What is expected>
Go through the entries below and collect each line with the string "frac" in it.

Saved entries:
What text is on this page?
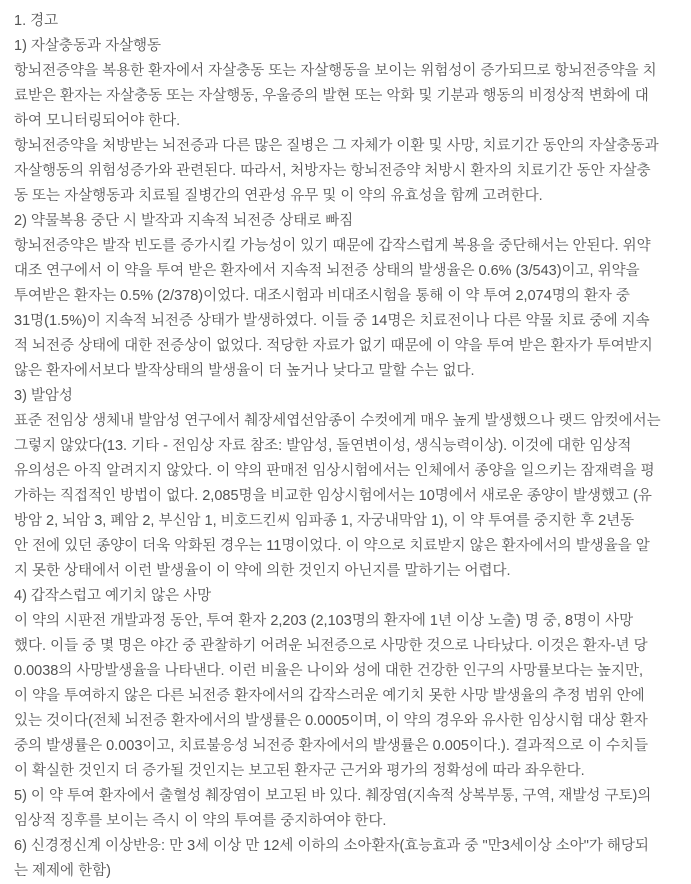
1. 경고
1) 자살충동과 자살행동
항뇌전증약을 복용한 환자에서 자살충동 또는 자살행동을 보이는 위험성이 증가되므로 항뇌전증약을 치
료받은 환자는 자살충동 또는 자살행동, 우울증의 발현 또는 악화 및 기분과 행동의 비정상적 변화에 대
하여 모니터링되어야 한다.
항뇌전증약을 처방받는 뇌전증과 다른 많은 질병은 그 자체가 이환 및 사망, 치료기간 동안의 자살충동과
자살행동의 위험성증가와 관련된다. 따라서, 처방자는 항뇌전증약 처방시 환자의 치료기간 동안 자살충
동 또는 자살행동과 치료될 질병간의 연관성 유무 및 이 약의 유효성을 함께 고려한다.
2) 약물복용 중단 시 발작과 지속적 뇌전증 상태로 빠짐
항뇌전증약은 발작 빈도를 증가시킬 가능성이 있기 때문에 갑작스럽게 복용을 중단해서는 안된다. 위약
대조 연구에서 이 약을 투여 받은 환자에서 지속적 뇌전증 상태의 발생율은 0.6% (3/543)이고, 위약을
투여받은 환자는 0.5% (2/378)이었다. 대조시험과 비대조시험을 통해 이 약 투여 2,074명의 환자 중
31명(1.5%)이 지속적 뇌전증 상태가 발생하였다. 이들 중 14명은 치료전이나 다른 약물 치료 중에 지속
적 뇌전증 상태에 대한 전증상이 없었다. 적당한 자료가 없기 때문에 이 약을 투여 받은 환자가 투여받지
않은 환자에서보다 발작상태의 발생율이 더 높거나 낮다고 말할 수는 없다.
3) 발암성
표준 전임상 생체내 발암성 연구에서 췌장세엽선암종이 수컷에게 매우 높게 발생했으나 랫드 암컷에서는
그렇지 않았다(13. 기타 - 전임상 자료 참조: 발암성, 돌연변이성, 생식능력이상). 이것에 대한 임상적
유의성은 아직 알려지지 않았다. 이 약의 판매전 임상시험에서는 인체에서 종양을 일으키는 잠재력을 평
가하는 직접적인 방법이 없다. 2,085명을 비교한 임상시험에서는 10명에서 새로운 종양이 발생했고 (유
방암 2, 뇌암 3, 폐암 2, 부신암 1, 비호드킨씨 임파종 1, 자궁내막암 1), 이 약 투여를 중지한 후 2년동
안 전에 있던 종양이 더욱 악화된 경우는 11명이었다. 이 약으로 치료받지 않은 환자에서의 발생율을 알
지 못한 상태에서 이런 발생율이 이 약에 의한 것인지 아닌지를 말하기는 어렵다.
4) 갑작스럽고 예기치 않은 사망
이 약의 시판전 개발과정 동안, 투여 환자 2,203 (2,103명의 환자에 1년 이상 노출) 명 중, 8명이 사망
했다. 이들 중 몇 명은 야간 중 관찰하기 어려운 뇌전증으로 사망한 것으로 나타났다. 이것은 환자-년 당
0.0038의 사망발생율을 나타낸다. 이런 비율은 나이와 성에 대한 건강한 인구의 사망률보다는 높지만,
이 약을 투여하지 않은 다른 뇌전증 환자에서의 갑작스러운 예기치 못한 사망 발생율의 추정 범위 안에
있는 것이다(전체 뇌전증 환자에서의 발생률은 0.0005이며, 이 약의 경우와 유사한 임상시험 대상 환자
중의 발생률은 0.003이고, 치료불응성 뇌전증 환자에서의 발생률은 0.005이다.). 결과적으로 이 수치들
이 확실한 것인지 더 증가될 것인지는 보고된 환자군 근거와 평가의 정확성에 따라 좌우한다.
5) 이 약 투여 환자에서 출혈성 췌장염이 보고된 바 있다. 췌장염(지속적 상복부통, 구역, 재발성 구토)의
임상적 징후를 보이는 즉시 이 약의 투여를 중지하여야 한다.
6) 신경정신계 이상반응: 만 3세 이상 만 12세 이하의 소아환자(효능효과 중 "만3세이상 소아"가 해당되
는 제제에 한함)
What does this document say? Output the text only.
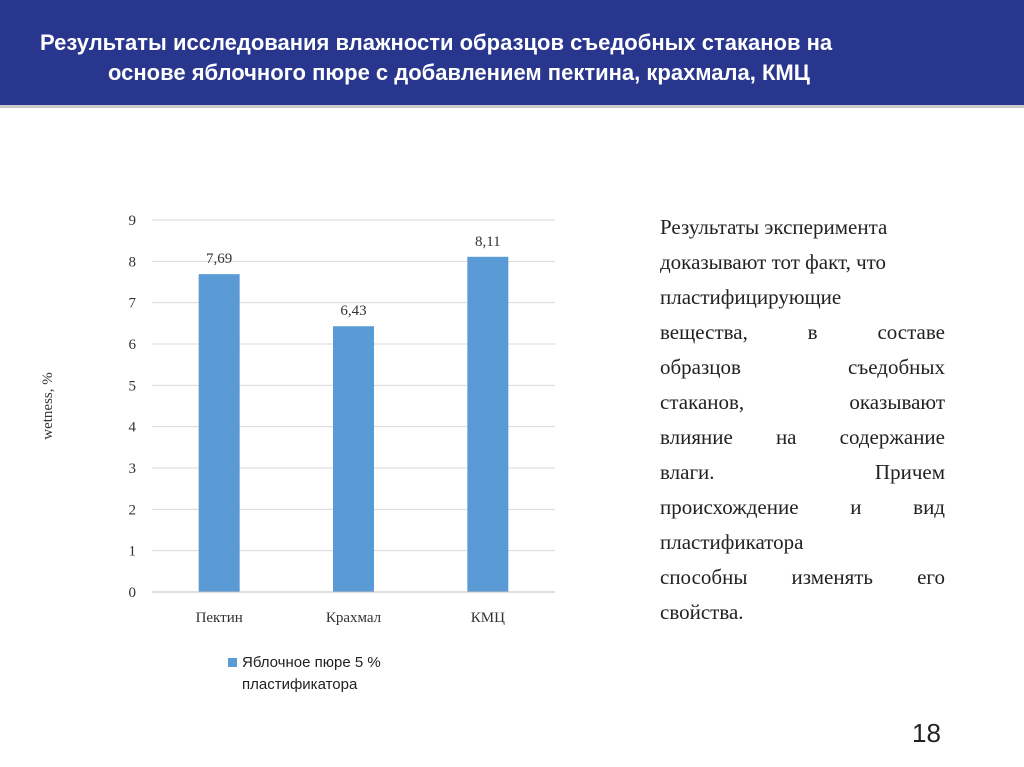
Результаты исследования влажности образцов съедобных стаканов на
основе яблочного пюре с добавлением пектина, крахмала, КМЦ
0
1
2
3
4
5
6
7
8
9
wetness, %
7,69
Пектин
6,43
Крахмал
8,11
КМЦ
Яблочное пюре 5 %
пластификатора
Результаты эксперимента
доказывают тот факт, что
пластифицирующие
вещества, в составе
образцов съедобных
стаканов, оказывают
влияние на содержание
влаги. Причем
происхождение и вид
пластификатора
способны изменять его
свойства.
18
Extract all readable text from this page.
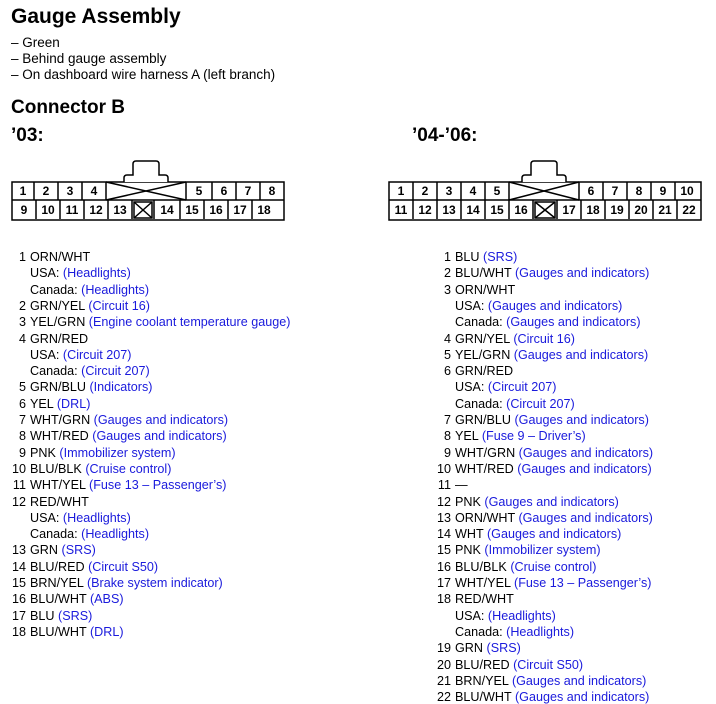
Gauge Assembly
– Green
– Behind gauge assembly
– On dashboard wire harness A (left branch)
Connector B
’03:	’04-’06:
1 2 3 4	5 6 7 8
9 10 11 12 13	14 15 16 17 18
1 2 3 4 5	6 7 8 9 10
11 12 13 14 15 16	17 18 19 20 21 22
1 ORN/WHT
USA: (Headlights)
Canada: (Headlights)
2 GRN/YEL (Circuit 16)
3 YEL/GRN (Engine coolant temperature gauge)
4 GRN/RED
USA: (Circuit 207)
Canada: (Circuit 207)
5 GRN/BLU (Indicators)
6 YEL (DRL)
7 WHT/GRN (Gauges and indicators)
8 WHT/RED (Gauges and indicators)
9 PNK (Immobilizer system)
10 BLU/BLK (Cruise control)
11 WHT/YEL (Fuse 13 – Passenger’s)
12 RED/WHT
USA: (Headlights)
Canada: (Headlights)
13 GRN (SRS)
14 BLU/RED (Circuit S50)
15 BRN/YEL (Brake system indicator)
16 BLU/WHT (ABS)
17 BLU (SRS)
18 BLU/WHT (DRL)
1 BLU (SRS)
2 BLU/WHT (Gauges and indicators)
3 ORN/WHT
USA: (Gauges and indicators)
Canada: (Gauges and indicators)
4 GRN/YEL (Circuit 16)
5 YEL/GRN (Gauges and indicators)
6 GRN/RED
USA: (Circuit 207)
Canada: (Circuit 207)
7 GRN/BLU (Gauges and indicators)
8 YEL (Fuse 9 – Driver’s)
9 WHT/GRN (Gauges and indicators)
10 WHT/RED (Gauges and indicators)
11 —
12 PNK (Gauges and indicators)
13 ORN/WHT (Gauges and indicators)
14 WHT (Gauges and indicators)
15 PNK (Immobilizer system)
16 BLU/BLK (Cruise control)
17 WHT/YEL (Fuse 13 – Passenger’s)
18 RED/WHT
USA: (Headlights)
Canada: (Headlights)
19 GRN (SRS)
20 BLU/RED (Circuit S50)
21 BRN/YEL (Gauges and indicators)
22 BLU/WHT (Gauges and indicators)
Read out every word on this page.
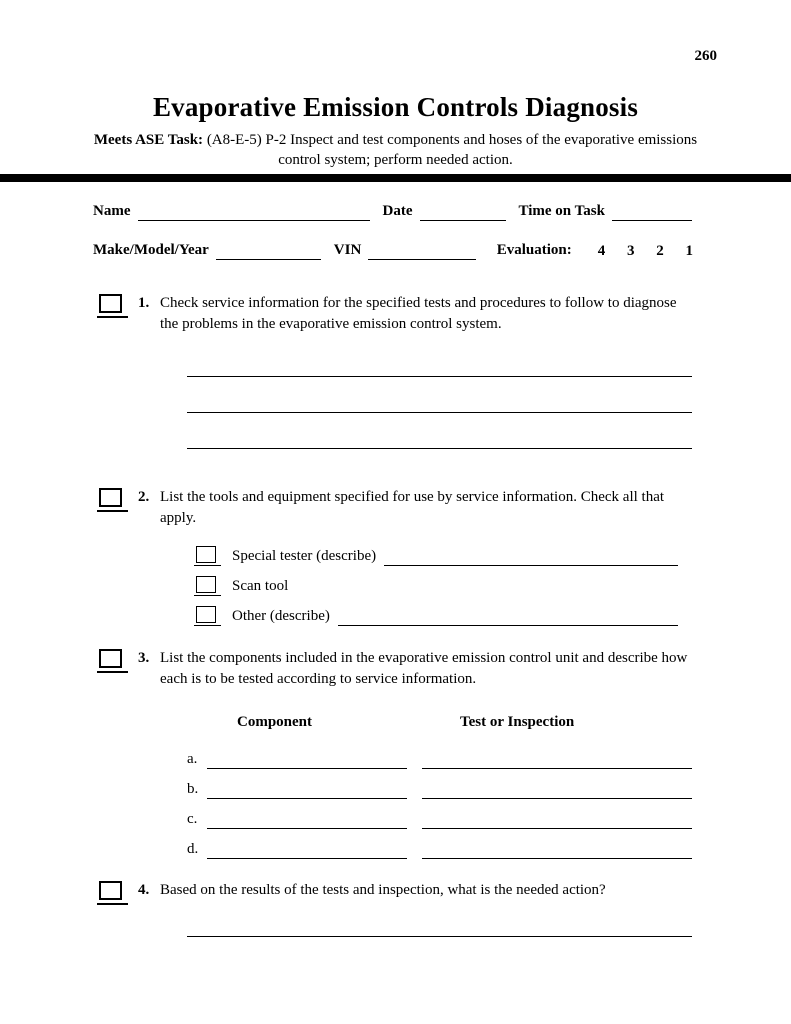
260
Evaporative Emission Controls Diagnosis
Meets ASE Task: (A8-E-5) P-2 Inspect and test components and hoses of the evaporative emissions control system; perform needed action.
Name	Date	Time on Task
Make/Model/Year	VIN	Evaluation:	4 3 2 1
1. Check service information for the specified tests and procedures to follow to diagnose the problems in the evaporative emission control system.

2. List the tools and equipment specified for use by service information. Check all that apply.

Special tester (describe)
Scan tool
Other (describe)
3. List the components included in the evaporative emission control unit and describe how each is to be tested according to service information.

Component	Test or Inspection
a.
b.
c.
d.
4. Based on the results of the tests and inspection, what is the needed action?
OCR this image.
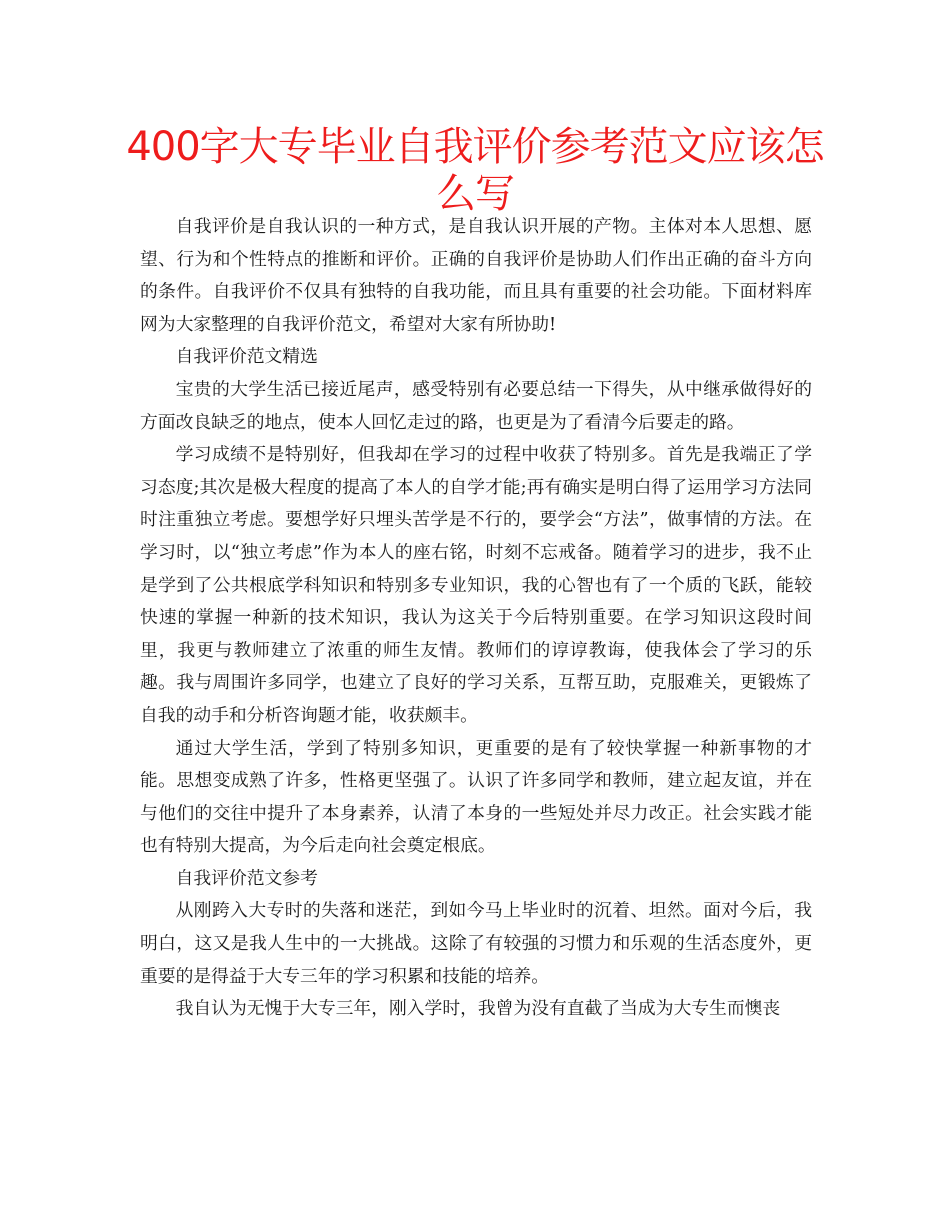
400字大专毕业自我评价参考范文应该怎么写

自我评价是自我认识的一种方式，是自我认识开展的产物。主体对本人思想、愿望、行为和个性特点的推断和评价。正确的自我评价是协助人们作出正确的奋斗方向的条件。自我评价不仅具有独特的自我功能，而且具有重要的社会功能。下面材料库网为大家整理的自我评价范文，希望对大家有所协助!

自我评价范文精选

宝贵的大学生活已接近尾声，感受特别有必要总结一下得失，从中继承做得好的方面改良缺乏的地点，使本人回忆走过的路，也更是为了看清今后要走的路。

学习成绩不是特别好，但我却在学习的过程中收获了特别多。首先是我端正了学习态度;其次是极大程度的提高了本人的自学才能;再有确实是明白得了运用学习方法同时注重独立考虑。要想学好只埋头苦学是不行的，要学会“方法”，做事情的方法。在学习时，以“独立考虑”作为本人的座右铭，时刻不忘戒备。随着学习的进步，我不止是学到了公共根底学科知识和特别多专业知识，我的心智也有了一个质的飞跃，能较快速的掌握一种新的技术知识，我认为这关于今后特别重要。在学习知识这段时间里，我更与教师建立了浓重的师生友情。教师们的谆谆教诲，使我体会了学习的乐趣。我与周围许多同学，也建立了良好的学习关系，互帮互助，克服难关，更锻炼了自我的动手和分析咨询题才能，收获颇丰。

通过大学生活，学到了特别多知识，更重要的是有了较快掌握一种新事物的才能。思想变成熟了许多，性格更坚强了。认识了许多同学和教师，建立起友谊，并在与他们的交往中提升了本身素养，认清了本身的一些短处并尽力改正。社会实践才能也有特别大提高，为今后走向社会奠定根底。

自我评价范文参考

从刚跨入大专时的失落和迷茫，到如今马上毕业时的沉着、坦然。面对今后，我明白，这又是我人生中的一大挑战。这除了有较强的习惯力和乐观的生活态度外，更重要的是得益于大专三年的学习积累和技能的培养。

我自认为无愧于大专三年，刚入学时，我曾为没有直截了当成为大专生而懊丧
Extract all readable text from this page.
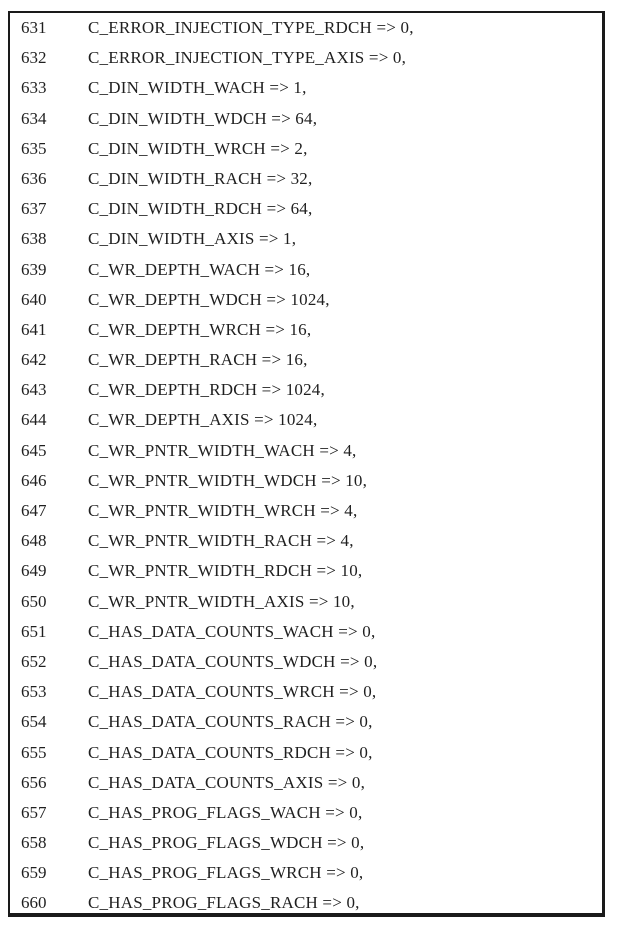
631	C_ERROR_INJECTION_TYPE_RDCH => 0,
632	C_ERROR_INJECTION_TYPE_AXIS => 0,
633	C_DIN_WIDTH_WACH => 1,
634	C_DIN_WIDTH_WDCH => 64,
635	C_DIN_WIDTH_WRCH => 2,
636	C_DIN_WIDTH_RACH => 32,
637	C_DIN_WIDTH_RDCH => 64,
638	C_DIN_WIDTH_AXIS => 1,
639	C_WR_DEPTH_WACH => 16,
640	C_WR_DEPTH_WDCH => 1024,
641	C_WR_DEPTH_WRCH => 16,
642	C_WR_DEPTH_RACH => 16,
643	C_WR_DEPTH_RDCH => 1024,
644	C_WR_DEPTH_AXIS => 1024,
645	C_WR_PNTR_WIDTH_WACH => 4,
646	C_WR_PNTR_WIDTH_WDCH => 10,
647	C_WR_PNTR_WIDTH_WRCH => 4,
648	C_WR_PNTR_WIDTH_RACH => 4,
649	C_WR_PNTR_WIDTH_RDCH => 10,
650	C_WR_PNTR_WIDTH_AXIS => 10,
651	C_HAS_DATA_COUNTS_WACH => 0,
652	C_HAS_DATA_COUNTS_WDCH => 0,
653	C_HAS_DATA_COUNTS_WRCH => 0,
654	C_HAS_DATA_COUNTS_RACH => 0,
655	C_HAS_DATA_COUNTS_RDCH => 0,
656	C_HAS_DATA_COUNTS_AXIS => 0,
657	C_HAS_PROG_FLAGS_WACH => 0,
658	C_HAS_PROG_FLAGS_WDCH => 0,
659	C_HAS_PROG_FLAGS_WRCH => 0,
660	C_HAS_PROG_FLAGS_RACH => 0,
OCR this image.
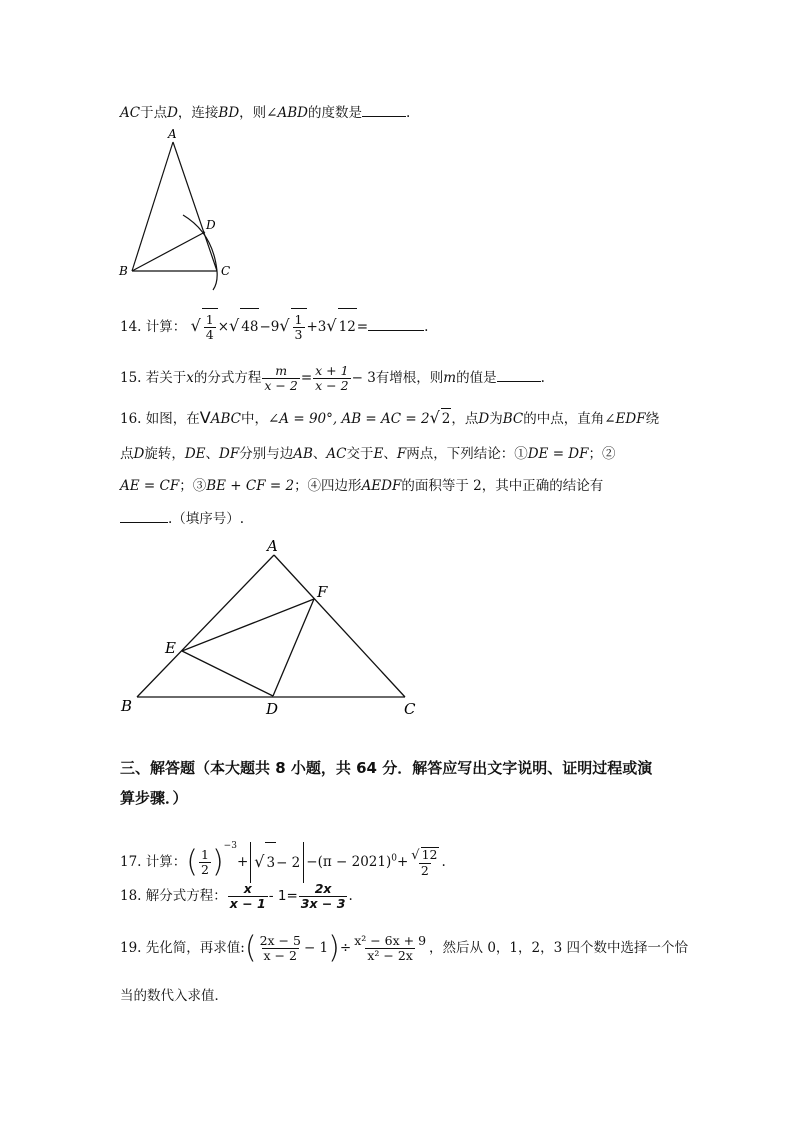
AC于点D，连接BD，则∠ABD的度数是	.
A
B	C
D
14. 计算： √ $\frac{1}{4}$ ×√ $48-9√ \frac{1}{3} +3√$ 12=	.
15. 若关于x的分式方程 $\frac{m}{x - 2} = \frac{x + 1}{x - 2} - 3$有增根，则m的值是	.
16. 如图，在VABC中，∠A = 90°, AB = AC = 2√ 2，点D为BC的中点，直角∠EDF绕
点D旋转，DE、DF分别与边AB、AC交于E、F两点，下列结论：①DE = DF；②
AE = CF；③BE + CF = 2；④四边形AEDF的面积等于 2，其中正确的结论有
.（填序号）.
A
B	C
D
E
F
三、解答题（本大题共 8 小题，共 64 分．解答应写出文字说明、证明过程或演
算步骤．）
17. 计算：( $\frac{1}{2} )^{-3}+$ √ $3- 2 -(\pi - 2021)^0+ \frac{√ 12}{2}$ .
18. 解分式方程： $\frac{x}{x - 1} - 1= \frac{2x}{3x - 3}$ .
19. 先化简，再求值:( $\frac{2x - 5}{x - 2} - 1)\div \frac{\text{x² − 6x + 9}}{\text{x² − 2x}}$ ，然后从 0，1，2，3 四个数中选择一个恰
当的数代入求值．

Response to the exercise>
14. 计算： √ $\frac{1}{4}$ ×√ $48-9√ \frac{1}{3} +3√$ 12=	.
15. 若关于x的分式方程 $\frac{m}{x - 2} = \frac{x + 1}{x - 2} - 3$有增根，则m的值是	.
17. 计算：( $\frac{1}{2} )^{-3}+$ √ $3- 2 -(\pi - 2021)^0+ \frac{√ 12}{2}$ .
18. 解分式方程： $\frac{x}{x - 1} - 1= \frac{2x}{3x - 3}$ .
19. 先化简，再求值:( $\frac{2x - 5}{x - 2} - 1)\div \frac{\text{x² − 6x + 9}}{\text{x² − 2x}}$ ，然后从 0，1，2，3 四个数中选择一个恰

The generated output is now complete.